#### [Set exercise]
What follows is a set of records; restate each one word for word and drop the pictures.
-- Start Data provided --
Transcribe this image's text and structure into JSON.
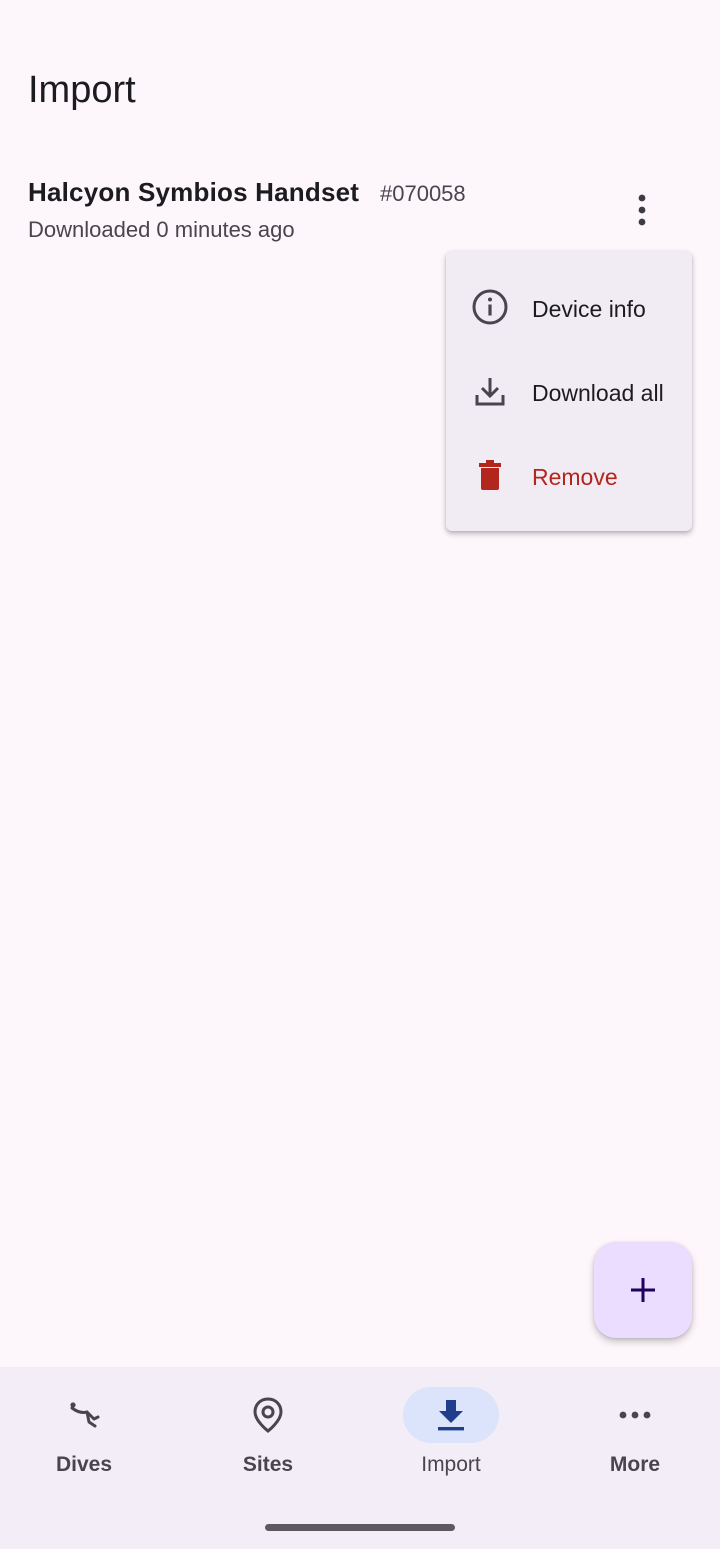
{
  "page": {
    "title": "Import"
  },
  "device": {
    "name": "Halcyon Symbios Handset",
    "serial": "#070058",
    "status": "Downloaded 0 minutes ago",
    "menu_icon": "more-vert-icon"
  },
  "menu": {
    "items": [
      {
        "label": "Device info",
        "icon": "info-icon"
      },
      {
        "label": "Download all",
        "icon": "download-icon"
      },
      {
        "label": "Remove",
        "icon": "trash-icon",
        "color": "#b3261e"
      }
    ]
  },
  "fab": {
    "icon": "plus-icon",
    "color": "#eaddff"
  },
  "nav": {
    "items": [
      {
        "label": "Dives",
        "icon": "diver-icon",
        "active": false
      },
      {
        "label": "Sites",
        "icon": "location-pin-icon",
        "active": false
      },
      {
        "label": "Import",
        "icon": "download-icon",
        "active": true
      },
      {
        "label": "More",
        "icon": "more-horiz-icon",
        "active": false
      }
    ],
    "active_color": "#dce4fb",
    "active_icon_color": "#1f3e8c"
  }
}
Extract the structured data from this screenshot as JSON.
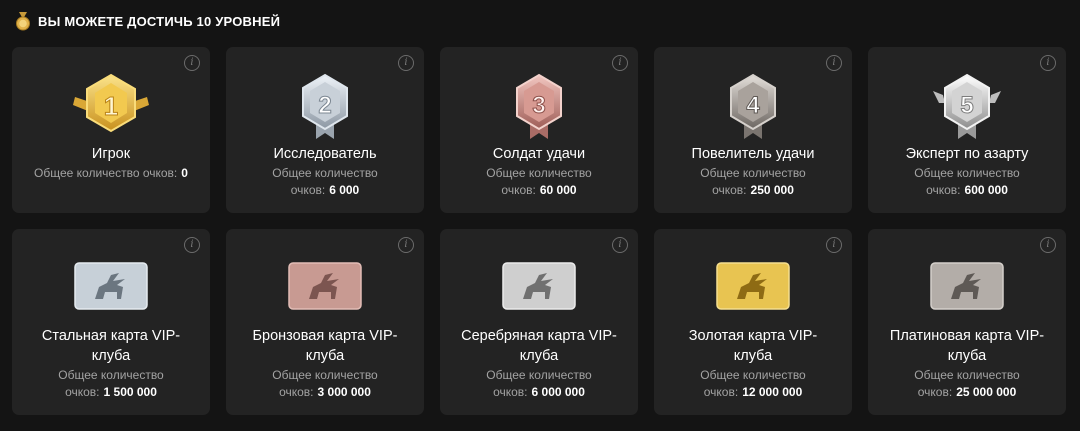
{
  "header": {
    "title": "ВЫ МОЖЕТЕ ДОСТИЧЬ 10 УРОВНЕЙ",
    "icon": "medal-icon"
  },
  "levels": [
    {
      "number": "1",
      "title": "Игрок",
      "points_label": "Общее количество очков:",
      "points": "0"
    },
    {
      "number": "2",
      "title": "Исследователь",
      "points_label_line1": "Общее количество",
      "points_label_line2": "очков:",
      "points": "6 000"
    },
    {
      "number": "3",
      "title": "Солдат удачи",
      "points_label_line1": "Общее количество",
      "points_label_line2": "очков:",
      "points": "60 000"
    },
    {
      "number": "4",
      "title": "Повелитель удачи",
      "points_label_line1": "Общее количество",
      "points_label_line2": "очков:",
      "points": "250 000"
    },
    {
      "number": "5",
      "title": "Эксперт по азарту",
      "points_label_line1": "Общее количество",
      "points_label_line2": "очков:",
      "points": "600 000"
    }
  ],
  "vip_cards": [
    {
      "title_line1": "Стальная карта VIP-",
      "title_line2": "клуба",
      "points_label_line1": "Общее количество",
      "points_label_line2": "очков:",
      "points": "1 500 000",
      "color": "#c7d0d8"
    },
    {
      "title_line1": "Бронзовая карта VIP-",
      "title_line2": "клуба",
      "points_label_line1": "Общее количество",
      "points_label_line2": "очков:",
      "points": "3 000 000",
      "color": "#c89a92"
    },
    {
      "title_line1": "Серебряная карта VIP-",
      "title_line2": "клуба",
      "points_label_line1": "Общее количество",
      "points_label_line2": "очков:",
      "points": "6 000 000",
      "color": "#cfcfcf"
    },
    {
      "title_line1": "Золотая карта VIP-",
      "title_line2": "клуба",
      "points_label_line1": "Общее количество",
      "points_label_line2": "очков:",
      "points": "12 000 000",
      "color": "#e8c451"
    },
    {
      "title_line1": "Платиновая карта VIP-",
      "title_line2": "клуба",
      "points_label_line1": "Общее количество",
      "points_label_line2": "очков:",
      "points": "25 000 000",
      "color": "#b3ada8"
    }
  ],
  "colors": {
    "background": "#141414",
    "card": "#232323",
    "gold": "#e6b93e",
    "silver": "#c3cbd3",
    "rose": "#c78b85",
    "steel": "#9a9590",
    "platinum": "#d9d9d9"
  }
}
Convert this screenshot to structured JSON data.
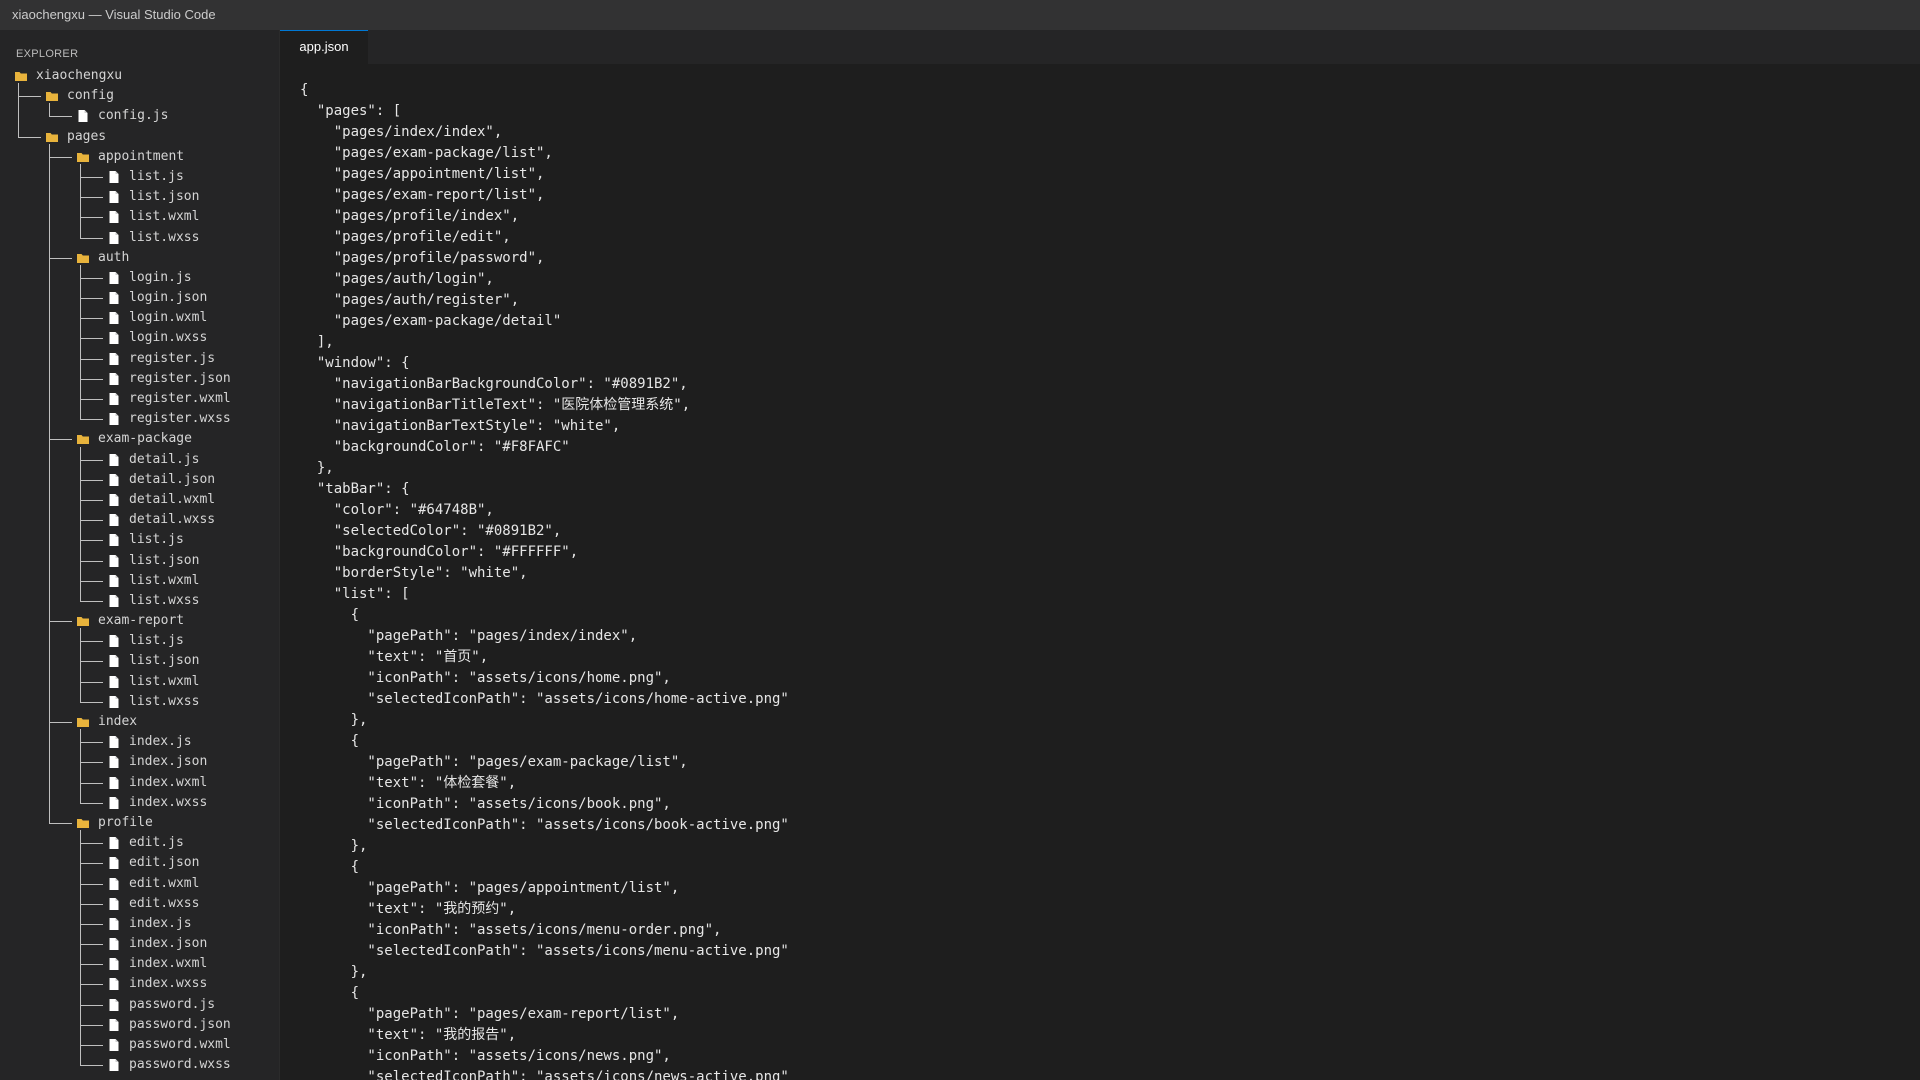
-- End Data provided --
#### [Solution]
Transcribe this image's text and structure into JSON.
{
  "page": {
    "title": "Import"
  },
  "device": {
    "name": "Halcyon Symbios Handset",
    "serial": "#070058",
    "status": "Downloaded 0 minutes ago",
    "menu_icon": "more-vert-icon"
  },
  "menu": {
    "items": [
      {
        "label": "Device info",
        "icon": "info-icon"
      },
      {
        "label": "Download all",
        "icon": "download-icon"
      },
      {
        "label": "Remove",
        "icon": "trash-icon",
        "color": "#b3261e"
      }
    ]
  },
  "fab": {
    "icon": "plus-icon",
    "color": "#eaddff"
  },
  "nav": {
    "items": [
      {
        "label": "Dives",
        "icon": "diver-icon",
        "active": false
      },
      {
        "label": "Sites",
        "icon": "location-pin-icon",
        "active": false
      },
      {
        "label": "Import",
        "icon": "download-icon",
        "active": true
      },
      {
        "label": "More",
        "icon": "more-horiz-icon",
        "active": false
      }
    ],
    "active_color": "#dce4fb",
    "active_icon_color": "#1f3e8c"
  }
}
Extract the structured data from this screenshot as JSON.
{
  "header": {
    "title": "ВЫ МОЖЕТЕ ДОСТИЧЬ 10 УРОВНЕЙ",
    "icon": "medal-icon"
  },
  "levels": [
    {
      "number": "1",
      "title": "Игрок",
      "points_label": "Общее количество очков:",
      "points": "0"
    },
    {
      "number": "2",
      "title": "Исследователь",
      "points_label_line1": "Общее количество",
      "points_label_line2": "очков:",
      "points": "6 000"
    },
    {
      "number": "3",
      "title": "Солдат удачи",
      "points_label_line1": "Общее количество",
      "points_label_line2": "очков:",
      "points": "60 000"
    },
    {
      "number": "4",
      "title": "Повелитель удачи",
      "points_label_line1": "Общее количество",
      "points_label_line2": "очков:",
      "points": "250 000"
    },
    {
      "number": "5",
      "title": "Эксперт по азарту",
      "points_label_line1": "Общее количество",
      "points_label_line2": "очков:",
      "points": "600 000"
    }
  ],
  "vip_cards": [
    {
      "title_line1": "Стальная карта VIP-",
      "title_line2": "клуба",
      "points_label_line1": "Общее количество",
      "points_label_line2": "очков:",
      "points": "1 500 000",
      "color": "#c7d0d8"
    },
    {
      "title_line1": "Бронзовая карта VIP-",
      "title_line2": "клуба",
      "points_label_line1": "Общее количество",
      "points_label_line2": "очков:",
      "points": "3 000 000",
      "color": "#c89a92"
    },
    {
      "title_line1": "Серебряная карта VIP-",
      "title_line2": "клуба",
      "points_label_line1": "Общее количество",
      "points_label_line2": "очков:",
      "points": "6 000 000",
      "color": "#cfcfcf"
    },
    {
      "title_line1": "Золотая карта VIP-",
      "title_line2": "клуба",
      "points_label_line1": "Общее количество",
      "points_label_line2": "очков:",
      "points": "12 000 000",
      "color": "#e8c451"
    },
    {
      "title_line1": "Платиновая карта VIP-",
      "title_line2": "клуба",
      "points_label_line1": "Общее количество",
      "points_label_line2": "очков:",
      "points": "25 000 000",
      "color": "#b3ada8"
    }
  ],
  "colors": {
    "background": "#141414",
    "card": "#232323",
    "gold": "#e6b93e",
    "silver": "#c3cbd3",
    "rose": "#c78b85",
    "steel": "#9a9590",
    "platinum": "#d9d9d9"
  }
}
Convert this screenshot to structured JSON data.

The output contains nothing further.